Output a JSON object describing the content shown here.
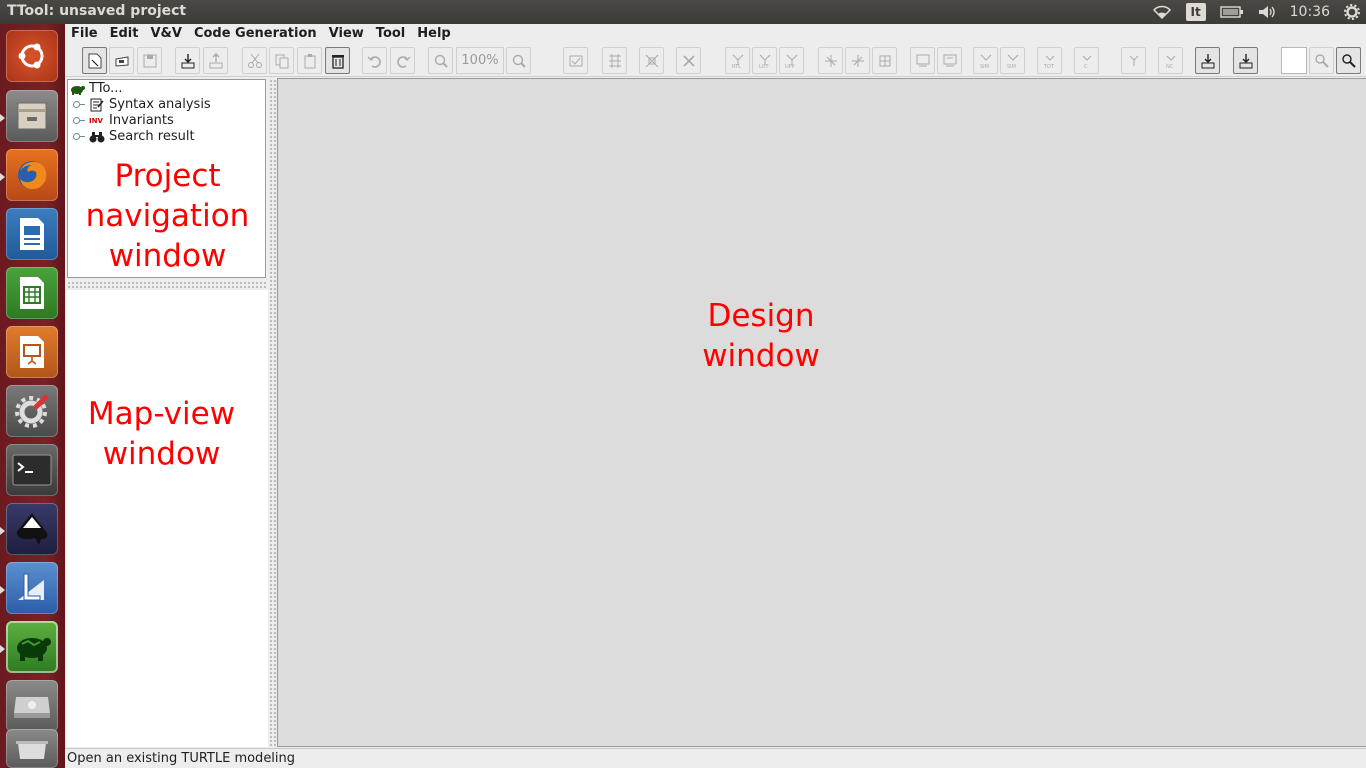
{
  "window_title": "TTool: unsaved project",
  "top_panel": {
    "keyboard_layout": "It",
    "clock": "10:36"
  },
  "launcher": {
    "items": [
      "dash-icon",
      "files-icon",
      "firefox-icon",
      "writer-icon",
      "calc-icon",
      "impress-icon",
      "system-settings-icon",
      "terminal-icon",
      "inkscape-icon",
      "text-editor-icon",
      "ttool-icon",
      "disk-icon",
      "trash-icon"
    ]
  },
  "menubar": {
    "items": [
      "File",
      "Edit",
      "V&V",
      "Code Generation",
      "View",
      "Tool",
      "Help"
    ]
  },
  "toolbar": {
    "zoom_label": "100%"
  },
  "project_nav": {
    "root_label": "TTo...",
    "items": [
      "Syntax analysis",
      "Invariants",
      "Search result"
    ],
    "invariants_icon_text": "INV"
  },
  "annotations": {
    "project_nav": "Project navigation window",
    "map_view": "Map-view window",
    "design": "Design window"
  },
  "status_bar": {
    "text": "Open an existing TURTLE modeling"
  },
  "colors": {
    "annotation": "#ff0000",
    "launcher": "#7a2226",
    "top_panel": "#3c3b37"
  }
}
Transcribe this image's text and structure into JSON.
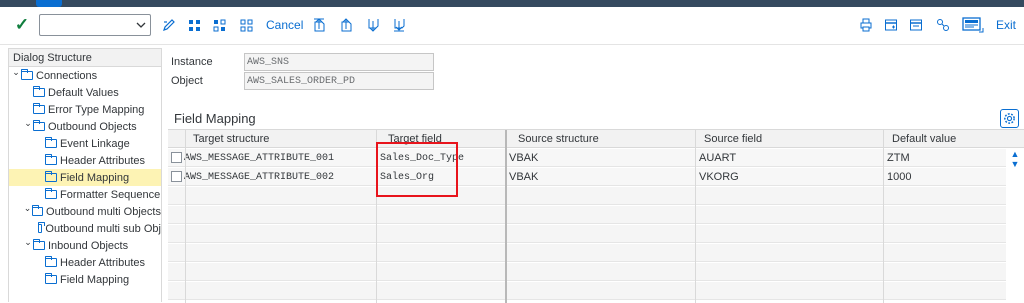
-.-.-
_Requirements_
Leave out all images, then reproduce the entries above exactly.

_Exercise result_
Output a JSON object describing the content shown here.
{
  "window_title": "TTool: unsaved project",
  "top_panel": {
    "keyboard_layout": "It",
    "clock": "10:36"
  },
  "launcher": {
    "items": [
      "dash-icon",
      "files-icon",
      "firefox-icon",
      "writer-icon",
      "calc-icon",
      "impress-icon",
      "system-settings-icon",
      "terminal-icon",
      "inkscape-icon",
      "text-editor-icon",
      "ttool-icon",
      "disk-icon",
      "trash-icon"
    ]
  },
  "menubar": {
    "items": [
      "File",
      "Edit",
      "V&V",
      "Code Generation",
      "View",
      "Tool",
      "Help"
    ]
  },
  "toolbar": {
    "zoom_label": "100%"
  },
  "project_nav": {
    "root_label": "TTo...",
    "items": [
      "Syntax analysis",
      "Invariants",
      "Search result"
    ],
    "invariants_icon_text": "INV"
  },
  "annotations": {
    "project_nav": "Project navigation window",
    "map_view": "Map-view window",
    "design": "Design window"
  },
  "status_bar": {
    "text": "Open an existing TURTLE modeling"
  },
  "colors": {
    "annotation": "#ff0000",
    "launcher": "#7a2226",
    "top_panel": "#3c3b37"
  }
}
Transcribe this image's text and structure into JSON.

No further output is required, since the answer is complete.